Search the data for the word "Choisir". Reproduce every line where it is found.

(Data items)
---------------
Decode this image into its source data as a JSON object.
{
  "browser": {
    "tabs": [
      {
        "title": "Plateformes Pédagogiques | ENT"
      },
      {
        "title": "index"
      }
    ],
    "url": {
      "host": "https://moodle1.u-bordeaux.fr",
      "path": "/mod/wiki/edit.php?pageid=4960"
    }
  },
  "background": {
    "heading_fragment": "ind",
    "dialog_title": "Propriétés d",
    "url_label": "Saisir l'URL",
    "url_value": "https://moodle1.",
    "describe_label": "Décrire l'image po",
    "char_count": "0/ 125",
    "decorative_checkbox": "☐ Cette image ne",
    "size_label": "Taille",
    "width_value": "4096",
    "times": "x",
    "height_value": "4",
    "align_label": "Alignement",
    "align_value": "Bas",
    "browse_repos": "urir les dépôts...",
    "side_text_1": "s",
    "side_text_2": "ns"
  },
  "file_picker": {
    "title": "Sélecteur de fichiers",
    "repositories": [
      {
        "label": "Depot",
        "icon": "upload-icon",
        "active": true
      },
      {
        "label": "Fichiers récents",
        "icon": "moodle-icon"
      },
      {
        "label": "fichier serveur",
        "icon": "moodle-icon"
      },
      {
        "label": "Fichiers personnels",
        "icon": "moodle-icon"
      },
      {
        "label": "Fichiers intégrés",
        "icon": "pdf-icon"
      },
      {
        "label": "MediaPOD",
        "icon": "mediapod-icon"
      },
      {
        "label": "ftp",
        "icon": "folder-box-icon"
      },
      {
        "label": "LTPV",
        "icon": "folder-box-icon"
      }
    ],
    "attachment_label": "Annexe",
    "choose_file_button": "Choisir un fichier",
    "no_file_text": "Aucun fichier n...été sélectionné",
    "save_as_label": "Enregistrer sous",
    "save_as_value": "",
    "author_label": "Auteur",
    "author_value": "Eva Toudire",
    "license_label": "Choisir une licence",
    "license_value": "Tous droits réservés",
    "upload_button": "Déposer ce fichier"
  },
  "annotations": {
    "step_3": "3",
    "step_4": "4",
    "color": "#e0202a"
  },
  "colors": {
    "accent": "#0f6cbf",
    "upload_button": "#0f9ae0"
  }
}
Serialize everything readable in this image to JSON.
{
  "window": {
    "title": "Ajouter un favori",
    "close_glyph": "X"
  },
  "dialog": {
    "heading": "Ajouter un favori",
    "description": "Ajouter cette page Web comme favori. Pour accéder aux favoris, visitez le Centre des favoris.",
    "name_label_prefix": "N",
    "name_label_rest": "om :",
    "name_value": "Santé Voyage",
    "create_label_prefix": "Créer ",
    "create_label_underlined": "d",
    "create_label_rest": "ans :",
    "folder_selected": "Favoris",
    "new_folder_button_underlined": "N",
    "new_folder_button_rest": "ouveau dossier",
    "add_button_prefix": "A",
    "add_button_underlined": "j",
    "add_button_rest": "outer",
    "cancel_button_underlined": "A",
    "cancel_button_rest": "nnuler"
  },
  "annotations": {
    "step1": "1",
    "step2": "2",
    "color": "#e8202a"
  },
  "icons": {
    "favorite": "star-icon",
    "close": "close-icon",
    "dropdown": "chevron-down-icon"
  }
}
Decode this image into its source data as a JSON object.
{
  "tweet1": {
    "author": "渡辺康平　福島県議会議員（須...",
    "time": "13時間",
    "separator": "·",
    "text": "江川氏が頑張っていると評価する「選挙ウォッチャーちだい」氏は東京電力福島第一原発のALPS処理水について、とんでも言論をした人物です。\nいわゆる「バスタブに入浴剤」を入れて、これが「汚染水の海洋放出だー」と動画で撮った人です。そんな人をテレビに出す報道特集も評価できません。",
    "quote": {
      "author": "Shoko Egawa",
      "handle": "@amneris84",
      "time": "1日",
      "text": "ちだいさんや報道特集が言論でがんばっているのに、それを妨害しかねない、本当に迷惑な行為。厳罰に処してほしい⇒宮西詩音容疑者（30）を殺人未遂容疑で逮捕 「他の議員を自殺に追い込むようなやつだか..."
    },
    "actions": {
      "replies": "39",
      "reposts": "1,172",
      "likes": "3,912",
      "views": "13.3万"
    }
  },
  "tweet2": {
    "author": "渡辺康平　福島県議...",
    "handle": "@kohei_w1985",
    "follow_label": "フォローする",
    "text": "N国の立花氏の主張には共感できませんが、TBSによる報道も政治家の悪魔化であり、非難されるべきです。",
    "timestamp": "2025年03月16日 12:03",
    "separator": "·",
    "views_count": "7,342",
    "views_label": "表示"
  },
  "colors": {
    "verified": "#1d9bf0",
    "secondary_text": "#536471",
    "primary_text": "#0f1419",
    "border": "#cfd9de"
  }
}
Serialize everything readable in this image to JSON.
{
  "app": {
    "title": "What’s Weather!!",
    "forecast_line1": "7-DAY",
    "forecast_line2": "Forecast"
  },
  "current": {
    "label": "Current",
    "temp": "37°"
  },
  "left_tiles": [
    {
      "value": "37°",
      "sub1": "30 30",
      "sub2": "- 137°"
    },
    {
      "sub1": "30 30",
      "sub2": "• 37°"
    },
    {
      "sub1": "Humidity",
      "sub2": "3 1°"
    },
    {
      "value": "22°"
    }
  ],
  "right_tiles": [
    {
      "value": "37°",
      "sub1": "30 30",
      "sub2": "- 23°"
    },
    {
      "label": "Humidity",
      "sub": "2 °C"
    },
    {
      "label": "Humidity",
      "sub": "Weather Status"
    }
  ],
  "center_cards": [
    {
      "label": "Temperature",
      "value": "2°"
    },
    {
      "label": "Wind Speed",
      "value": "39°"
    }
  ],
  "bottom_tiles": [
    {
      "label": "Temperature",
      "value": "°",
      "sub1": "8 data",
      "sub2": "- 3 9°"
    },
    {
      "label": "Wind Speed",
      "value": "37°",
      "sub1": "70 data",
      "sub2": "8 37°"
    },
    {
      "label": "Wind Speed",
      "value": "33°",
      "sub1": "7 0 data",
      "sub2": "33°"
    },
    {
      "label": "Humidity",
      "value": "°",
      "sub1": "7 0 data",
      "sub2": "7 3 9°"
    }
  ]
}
---------------
* Answer to the task *
    "choose_file_button": "Choisir un fichier",
    "license_label": "Choisir une licence",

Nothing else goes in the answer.